Task statement
Return the full listing exactly as it is written.

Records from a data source
+--

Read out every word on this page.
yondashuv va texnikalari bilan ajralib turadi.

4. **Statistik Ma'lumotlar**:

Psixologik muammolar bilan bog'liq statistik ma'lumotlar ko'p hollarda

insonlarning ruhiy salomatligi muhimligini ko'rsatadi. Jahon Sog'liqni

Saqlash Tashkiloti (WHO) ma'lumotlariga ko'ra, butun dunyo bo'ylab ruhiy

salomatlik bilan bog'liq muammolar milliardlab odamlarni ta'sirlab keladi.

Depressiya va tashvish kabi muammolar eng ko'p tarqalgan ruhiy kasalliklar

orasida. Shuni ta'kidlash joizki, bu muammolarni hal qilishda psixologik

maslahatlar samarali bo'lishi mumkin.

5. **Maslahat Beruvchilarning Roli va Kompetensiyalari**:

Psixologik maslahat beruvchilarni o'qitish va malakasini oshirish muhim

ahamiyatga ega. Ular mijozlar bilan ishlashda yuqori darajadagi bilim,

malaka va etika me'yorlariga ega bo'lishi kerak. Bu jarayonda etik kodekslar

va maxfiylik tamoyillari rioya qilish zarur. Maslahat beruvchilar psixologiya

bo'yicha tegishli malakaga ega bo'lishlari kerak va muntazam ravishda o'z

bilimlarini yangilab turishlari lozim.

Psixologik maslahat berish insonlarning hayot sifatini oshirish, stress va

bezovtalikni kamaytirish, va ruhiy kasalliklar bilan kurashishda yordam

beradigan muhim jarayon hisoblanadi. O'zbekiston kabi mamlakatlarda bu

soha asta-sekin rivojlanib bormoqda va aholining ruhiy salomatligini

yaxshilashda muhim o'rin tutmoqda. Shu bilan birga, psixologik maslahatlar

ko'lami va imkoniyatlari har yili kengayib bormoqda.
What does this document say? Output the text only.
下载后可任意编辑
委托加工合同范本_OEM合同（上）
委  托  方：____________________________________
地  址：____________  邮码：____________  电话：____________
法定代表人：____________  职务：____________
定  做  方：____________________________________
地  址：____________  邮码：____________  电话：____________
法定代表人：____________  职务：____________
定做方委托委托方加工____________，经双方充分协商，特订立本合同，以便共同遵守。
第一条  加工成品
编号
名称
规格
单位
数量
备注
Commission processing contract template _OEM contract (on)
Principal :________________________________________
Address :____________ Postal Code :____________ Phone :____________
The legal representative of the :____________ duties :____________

+--

Expected answer
Read out every word on this page.
yondashuv va texnikalari bilan ajralib turadi.

4. **Statistik Ma'lumotlar**:

Psixologik muammolar bilan bog'liq statistik ma'lumotlar ko'p hollarda

insonlarning ruhiy salomatligi muhimligini ko'rsatadi. Jahon Sog'liqni

Saqlash Tashkiloti (WHO) ma'lumotlariga ko'ra, butun dunyo bo'ylab ruhiy

salomatlik bilan bog'liq muammolar milliardlab odamlarni ta'sirlab keladi.

Depressiya va tashvish kabi muammolar eng ko'p tarqalgan ruhiy kasalliklar

orasida. Shuni ta'kidlash joizki, bu muammolarni hal qilishda psixologik

maslahatlar samarali bo'lishi mumkin.

5. **Maslahat Beruvchilarning Roli va Kompetensiyalari**:

Psixologik maslahat beruvchilarni o'qitish va malakasini oshirish muhim

ahamiyatga ega. Ular mijozlar bilan ishlashda yuqori darajadagi bilim,

malaka va etika me'yorlariga ega bo'lishi kerak. Bu jarayonda etik kodekslar

va maxfiylik tamoyillari rioya qilish zarur. Maslahat beruvchilar psixologiya

bo'yicha tegishli malakaga ega bo'lishlari kerak va muntazam ravishda o'z

bilimlarini yangilab turishlari lozim.

Psixologik maslahat berish insonlarning hayot sifatini oshirish, stress va

bezovtalikni kamaytirish, va ruhiy kasalliklar bilan kurashishda yordam

beradigan muhim jarayon hisoblanadi. O'zbekiston kabi mamlakatlarda bu

soha asta-sekin rivojlanib bormoqda va aholining ruhiy salomatligini

yaxshilashda muhim o'rin tutmoqda. Shu bilan birga, psixologik maslahatlar

ko'lami va imkoniyatlari har yili kengayib bormoqda.
What does this document say? Output the text only.
下载后可任意编辑
委托加工合同范本_OEM合同（上）
委  托  方：____________________________________
地  址：____________  邮码：____________  电话：____________
法定代表人：____________  职务：____________
定  做  方：____________________________________
地  址：____________  邮码：____________  电话：____________
法定代表人：____________  职务：____________
定做方委托委托方加工____________，经双方充分协商，特订立本合同，以便共同遵守。
第一条  加工成品
编号
名称
规格
单位
数量
备注
Commission processing contract template _OEM contract (on)
Principal :________________________________________
Address :____________ Postal Code :____________ Phone :____________
The legal representative of the :____________ duties :____________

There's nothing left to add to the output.